> **AVAILABLE DATA**:
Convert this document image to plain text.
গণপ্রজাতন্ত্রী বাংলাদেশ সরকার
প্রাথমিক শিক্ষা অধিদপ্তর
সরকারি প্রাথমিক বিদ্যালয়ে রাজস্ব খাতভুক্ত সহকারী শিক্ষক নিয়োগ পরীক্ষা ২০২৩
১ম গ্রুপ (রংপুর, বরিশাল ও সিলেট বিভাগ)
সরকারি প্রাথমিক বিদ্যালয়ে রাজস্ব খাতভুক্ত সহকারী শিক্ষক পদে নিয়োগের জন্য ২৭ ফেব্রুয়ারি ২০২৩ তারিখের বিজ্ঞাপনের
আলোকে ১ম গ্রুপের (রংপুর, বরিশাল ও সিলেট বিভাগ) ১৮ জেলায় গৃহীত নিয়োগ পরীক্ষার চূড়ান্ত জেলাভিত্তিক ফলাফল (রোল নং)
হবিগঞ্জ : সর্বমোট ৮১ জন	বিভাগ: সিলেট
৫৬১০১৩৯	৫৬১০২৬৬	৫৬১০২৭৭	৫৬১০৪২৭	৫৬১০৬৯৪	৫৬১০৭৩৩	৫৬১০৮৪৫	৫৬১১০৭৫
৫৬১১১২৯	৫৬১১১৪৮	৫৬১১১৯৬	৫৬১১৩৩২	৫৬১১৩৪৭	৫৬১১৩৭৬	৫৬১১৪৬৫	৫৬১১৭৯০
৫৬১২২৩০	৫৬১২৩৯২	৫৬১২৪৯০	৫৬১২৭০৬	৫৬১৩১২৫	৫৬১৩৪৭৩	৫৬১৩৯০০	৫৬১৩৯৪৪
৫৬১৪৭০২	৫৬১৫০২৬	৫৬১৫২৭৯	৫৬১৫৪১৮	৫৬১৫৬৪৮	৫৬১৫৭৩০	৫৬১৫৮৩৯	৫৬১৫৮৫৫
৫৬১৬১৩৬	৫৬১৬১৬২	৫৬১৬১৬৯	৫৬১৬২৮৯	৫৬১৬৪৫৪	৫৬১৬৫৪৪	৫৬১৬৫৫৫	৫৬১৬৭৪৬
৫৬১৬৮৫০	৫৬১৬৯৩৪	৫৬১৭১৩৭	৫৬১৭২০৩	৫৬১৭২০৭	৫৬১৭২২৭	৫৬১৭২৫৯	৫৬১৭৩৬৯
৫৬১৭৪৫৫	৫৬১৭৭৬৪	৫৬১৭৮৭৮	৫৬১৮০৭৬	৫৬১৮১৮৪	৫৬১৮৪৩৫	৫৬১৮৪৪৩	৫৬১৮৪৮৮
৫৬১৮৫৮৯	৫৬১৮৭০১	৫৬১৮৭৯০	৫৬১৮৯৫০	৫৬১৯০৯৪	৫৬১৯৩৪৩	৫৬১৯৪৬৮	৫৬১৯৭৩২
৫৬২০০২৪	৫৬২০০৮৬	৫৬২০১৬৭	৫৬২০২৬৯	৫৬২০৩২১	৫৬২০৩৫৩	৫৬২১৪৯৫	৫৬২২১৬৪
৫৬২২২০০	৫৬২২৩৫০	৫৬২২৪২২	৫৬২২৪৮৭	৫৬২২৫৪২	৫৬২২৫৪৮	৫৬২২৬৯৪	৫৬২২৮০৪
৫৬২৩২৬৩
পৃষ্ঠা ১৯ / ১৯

> **TASK OBJECTIVE**:
Write out every record verbatim.

> **RESULT**:
Convert this document image to plain text.
গণপ্রজাতন্ত্রী বাংলাদেশ সরকার
প্রাথমিক শিক্ষা অধিদপ্তর
সরকারি প্রাথমিক বিদ্যালয়ে রাজস্ব খাতভুক্ত সহকারী শিক্ষক নিয়োগ পরীক্ষা ২০২৩
১ম গ্রুপ (রংপুর, বরিশাল ও সিলেট বিভাগ)
সরকারি প্রাথমিক বিদ্যালয়ে রাজস্ব খাতভুক্ত সহকারী শিক্ষক পদে নিয়োগের জন্য ২৭ ফেব্রুয়ারি ২০২৩ তারিখের বিজ্ঞাপনের
আলোকে ১ম গ্রুপের (রংপুর, বরিশাল ও সিলেট বিভাগ) ১৮ জেলায় গৃহীত নিয়োগ পরীক্ষার চূড়ান্ত জেলাভিত্তিক ফলাফল (রোল নং)
হবিগঞ্জ : সর্বমোট ৮১ জন	বিভাগ: সিলেট
৫৬১০১৩৯	৫৬১০২৬৬	৫৬১০২৭৭	৫৬১০৪২৭	৫৬১০৬৯৪	৫৬১০৭৩৩	৫৬১০৮৪৫	৫৬১১০৭৫
৫৬১১১২৯	৫৬১১১৪৮	৫৬১১১৯৬	৫৬১১৩৩২	৫৬১১৩৪৭	৫৬১১৩৭৬	৫৬১১৪৬৫	৫৬১১৭৯০
৫৬১২২৩০	৫৬১২৩৯২	৫৬১২৪৯০	৫৬১২৭০৬	৫৬১৩১২৫	৫৬১৩৪৭৩	৫৬১৩৯০০	৫৬১৩৯৪৪
৫৬১৪৭০২	৫৬১৫০২৬	৫৬১৫২৭৯	৫৬১৫৪১৮	৫৬১৫৬৪৮	৫৬১৫৭৩০	৫৬১৫৮৩৯	৫৬১৫৮৫৫
৫৬১৬১৩৬	৫৬১৬১৬২	৫৬১৬১৬৯	৫৬১৬২৮৯	৫৬১৬৪৫৪	৫৬১৬৫৪৪	৫৬১৬৫৫৫	৫৬১৬৭৪৬
৫৬১৬৮৫০	৫৬১৬৯৩৪	৫৬১৭১৩৭	৫৬১৭২০৩	৫৬১৭২০৭	৫৬১৭২২৭	৫৬১৭২৫৯	৫৬১৭৩৬৯
৫৬১৭৪৫৫	৫৬১৭৭৬৪	৫৬১৭৮৭৮	৫৬১৮০৭৬	৫৬১৮১৮৪	৫৬১৮৪৩৫	৫৬১৮৪৪৩	৫৬১৮৪৮৮
৫৬১৮৫৮৯	৫৬১৮৭০১	৫৬১৮৭৯০	৫৬১৮৯৫০	৫৬১৯০৯৪	৫৬১৯৩৪৩	৫৬১৯৪৬৮	৫৬১৯৭৩২
৫৬২০০২৪	৫৬২০০৮৬	৫৬২০১৬৭	৫৬২০২৬৯	৫৬২০৩২১	৫৬২০৩৫৩	৫৬২১৪৯৫	৫৬২২১৬৪
৫৬২২২০০	৫৬২২৩৫০	৫৬২২৪২২	৫৬২২৪৮৭	৫৬২২৫৪২	৫৬২২৫৪৮	৫৬২২৬৯৪	৫৬২২৮০৪
৫৬২৩২৬৩
পৃষ্ঠা ১৯ / ১৯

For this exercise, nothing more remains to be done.